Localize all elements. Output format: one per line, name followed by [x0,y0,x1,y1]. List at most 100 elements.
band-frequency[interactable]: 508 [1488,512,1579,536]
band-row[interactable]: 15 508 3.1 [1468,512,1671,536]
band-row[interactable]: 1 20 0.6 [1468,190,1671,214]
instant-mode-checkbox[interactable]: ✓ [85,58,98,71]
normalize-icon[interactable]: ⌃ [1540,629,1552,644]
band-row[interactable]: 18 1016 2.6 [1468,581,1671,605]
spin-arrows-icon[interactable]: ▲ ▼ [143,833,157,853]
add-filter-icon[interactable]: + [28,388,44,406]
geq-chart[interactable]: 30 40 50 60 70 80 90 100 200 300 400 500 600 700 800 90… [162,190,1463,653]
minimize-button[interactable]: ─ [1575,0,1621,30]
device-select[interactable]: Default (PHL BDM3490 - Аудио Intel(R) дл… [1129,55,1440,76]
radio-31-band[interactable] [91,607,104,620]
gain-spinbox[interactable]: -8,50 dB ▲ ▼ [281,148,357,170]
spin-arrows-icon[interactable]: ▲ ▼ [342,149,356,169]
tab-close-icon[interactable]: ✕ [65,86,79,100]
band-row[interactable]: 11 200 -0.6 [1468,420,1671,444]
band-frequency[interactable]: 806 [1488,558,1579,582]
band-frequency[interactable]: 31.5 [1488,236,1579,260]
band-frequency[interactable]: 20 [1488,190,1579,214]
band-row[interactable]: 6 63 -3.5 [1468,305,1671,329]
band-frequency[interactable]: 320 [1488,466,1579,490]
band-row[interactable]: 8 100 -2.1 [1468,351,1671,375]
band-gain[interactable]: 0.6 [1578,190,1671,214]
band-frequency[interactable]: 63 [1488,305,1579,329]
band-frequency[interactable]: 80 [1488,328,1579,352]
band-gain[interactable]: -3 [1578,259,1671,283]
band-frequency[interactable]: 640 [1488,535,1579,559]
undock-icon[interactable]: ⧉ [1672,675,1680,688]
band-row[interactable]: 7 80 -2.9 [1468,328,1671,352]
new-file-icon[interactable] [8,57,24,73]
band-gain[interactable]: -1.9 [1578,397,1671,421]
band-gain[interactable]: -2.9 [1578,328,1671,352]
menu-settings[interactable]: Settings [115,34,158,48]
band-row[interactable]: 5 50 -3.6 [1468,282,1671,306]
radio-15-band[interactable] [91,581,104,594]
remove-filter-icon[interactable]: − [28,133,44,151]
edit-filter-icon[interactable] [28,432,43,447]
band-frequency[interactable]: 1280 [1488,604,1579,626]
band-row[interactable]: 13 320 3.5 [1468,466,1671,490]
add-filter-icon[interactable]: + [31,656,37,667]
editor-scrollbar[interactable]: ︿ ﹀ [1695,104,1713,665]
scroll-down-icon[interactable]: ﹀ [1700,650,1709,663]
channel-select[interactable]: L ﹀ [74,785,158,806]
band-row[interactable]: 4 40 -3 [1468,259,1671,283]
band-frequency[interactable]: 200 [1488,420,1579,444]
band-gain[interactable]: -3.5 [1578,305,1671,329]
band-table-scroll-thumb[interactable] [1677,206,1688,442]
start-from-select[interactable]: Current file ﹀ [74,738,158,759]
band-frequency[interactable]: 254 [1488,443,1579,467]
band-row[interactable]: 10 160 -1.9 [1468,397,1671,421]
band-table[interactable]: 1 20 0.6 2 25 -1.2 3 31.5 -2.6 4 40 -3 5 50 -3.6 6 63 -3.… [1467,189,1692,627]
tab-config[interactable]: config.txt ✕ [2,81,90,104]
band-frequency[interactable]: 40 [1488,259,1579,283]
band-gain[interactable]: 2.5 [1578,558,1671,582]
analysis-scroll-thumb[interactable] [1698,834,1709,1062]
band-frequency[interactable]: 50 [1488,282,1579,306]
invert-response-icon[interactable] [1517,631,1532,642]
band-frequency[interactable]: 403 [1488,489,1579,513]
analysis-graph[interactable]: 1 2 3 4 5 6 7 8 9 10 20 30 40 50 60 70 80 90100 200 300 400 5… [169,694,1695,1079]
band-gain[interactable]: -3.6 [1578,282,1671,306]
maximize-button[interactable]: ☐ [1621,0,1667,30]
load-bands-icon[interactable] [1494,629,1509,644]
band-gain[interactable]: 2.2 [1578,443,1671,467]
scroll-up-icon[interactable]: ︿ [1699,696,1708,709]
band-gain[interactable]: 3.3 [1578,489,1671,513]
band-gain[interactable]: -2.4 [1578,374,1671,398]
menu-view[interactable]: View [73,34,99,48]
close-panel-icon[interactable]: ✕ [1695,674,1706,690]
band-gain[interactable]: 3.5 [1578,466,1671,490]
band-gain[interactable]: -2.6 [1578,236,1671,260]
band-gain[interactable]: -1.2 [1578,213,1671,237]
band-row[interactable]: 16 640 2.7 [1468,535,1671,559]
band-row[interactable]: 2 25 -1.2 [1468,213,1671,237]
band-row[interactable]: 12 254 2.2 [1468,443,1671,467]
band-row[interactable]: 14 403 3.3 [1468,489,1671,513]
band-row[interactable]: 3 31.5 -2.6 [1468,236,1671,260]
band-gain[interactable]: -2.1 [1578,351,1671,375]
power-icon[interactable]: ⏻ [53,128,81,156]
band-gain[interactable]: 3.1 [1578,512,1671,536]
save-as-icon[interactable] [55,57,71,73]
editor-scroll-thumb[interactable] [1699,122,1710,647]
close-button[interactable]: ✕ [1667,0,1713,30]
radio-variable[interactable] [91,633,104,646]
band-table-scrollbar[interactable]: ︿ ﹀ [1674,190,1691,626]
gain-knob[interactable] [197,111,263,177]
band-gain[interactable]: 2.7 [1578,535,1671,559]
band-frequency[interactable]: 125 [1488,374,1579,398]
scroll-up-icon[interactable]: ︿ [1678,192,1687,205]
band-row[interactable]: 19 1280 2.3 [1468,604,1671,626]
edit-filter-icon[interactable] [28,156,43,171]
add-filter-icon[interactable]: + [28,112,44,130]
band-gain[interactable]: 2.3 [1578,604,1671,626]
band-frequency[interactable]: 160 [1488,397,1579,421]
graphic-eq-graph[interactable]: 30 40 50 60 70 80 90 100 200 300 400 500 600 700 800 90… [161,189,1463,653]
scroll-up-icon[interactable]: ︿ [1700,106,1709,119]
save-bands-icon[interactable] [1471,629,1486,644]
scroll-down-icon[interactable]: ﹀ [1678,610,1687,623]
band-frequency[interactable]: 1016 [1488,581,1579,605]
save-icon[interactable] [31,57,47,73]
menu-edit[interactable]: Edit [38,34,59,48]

--------------------------------------------------

* TASK BRIEF:
Sift the rows above and copy out each line that contains the string "file". Case counts.

* WRITTEN ANSWER:
new-file-icon[interactable] [8,57,24,73]
start-from-select[interactable]: Current file ﹀ [74,738,158,759]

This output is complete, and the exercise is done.